◆ **Work required**:
Repeat the entire listing exactly as written.

◆ **Data items**:
######

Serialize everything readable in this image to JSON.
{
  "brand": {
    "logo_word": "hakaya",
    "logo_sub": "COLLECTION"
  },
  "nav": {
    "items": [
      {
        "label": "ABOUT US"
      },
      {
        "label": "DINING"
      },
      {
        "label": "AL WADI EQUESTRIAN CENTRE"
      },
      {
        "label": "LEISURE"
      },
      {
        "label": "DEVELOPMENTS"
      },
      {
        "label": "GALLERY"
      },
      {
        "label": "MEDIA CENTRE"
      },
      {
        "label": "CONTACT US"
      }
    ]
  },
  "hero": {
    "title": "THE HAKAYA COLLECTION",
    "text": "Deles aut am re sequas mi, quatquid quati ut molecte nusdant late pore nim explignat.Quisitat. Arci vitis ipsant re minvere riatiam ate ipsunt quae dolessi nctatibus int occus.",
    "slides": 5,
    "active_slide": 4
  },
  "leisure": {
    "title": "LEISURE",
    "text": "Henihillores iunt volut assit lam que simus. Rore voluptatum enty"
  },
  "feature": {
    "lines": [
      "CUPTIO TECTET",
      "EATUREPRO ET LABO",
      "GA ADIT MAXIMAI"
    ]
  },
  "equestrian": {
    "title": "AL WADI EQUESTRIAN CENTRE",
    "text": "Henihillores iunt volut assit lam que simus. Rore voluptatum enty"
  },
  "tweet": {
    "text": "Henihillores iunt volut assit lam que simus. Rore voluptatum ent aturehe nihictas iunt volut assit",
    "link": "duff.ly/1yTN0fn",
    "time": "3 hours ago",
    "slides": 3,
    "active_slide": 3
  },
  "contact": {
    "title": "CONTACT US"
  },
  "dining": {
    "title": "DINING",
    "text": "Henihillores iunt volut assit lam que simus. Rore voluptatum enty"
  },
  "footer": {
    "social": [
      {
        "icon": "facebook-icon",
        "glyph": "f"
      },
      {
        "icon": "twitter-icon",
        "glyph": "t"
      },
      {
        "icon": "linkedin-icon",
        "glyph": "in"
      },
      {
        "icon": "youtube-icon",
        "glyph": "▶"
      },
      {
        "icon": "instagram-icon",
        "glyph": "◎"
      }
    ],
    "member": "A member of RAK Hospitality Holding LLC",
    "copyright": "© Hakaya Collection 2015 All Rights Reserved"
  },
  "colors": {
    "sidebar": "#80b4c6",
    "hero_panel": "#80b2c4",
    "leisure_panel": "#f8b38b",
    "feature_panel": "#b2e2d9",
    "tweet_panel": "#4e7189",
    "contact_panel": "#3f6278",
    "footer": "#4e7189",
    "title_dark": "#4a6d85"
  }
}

######

◆ **Full response**:
Serialize everything readable in this image to JSON.
{
  "brand": {
    "logo_word": "hakaya",
    "logo_sub": "COLLECTION"
  },
  "nav": {
    "items": [
      {
        "label": "ABOUT US"
      },
      {
        "label": "DINING"
      },
      {
        "label": "AL WADI EQUESTRIAN CENTRE"
      },
      {
        "label": "LEISURE"
      },
      {
        "label": "DEVELOPMENTS"
      },
      {
        "label": "GALLERY"
      },
      {
        "label": "MEDIA CENTRE"
      },
      {
        "label": "CONTACT US"
      }
    ]
  },
  "hero": {
    "title": "THE HAKAYA COLLECTION",
    "text": "Deles aut am re sequas mi, quatquid quati ut molecte nusdant late pore nim explignat.Quisitat. Arci vitis ipsant re minvere riatiam ate ipsunt quae dolessi nctatibus int occus.",
    "slides": 5,
    "active_slide": 4
  },
  "leisure": {
    "title": "LEISURE",
    "text": "Henihillores iunt volut assit lam que simus. Rore voluptatum enty"
  },
  "feature": {
    "lines": [
      "CUPTIO TECTET",
      "EATUREPRO ET LABO",
      "GA ADIT MAXIMAI"
    ]
  },
  "equestrian": {
    "title": "AL WADI EQUESTRIAN CENTRE",
    "text": "Henihillores iunt volut assit lam que simus. Rore voluptatum enty"
  },
  "tweet": {
    "text": "Henihillores iunt volut assit lam que simus. Rore voluptatum ent aturehe nihictas iunt volut assit",
    "link": "duff.ly/1yTN0fn",
    "time": "3 hours ago",
    "slides": 3,
    "active_slide": 3
  },
  "contact": {
    "title": "CONTACT US"
  },
  "dining": {
    "title": "DINING",
    "text": "Henihillores iunt volut assit lam que simus. Rore voluptatum enty"
  },
  "footer": {
    "social": [
      {
        "icon": "facebook-icon",
        "glyph": "f"
      },
      {
        "icon": "twitter-icon",
        "glyph": "t"
      },
      {
        "icon": "linkedin-icon",
        "glyph": "in"
      },
      {
        "icon": "youtube-icon",
        "glyph": "▶"
      },
      {
        "icon": "instagram-icon",
        "glyph": "◎"
      }
    ],
    "member": "A member of RAK Hospitality Holding LLC",
    "copyright": "© Hakaya Collection 2015 All Rights Reserved"
  },
  "colors": {
    "sidebar": "#80b4c6",
    "hero_panel": "#80b2c4",
    "leisure_panel": "#f8b38b",
    "feature_panel": "#b2e2d9",
    "tweet_panel": "#4e7189",
    "contact_panel": "#3f6278",
    "footer": "#4e7189",
    "title_dark": "#4a6d85"
  }
}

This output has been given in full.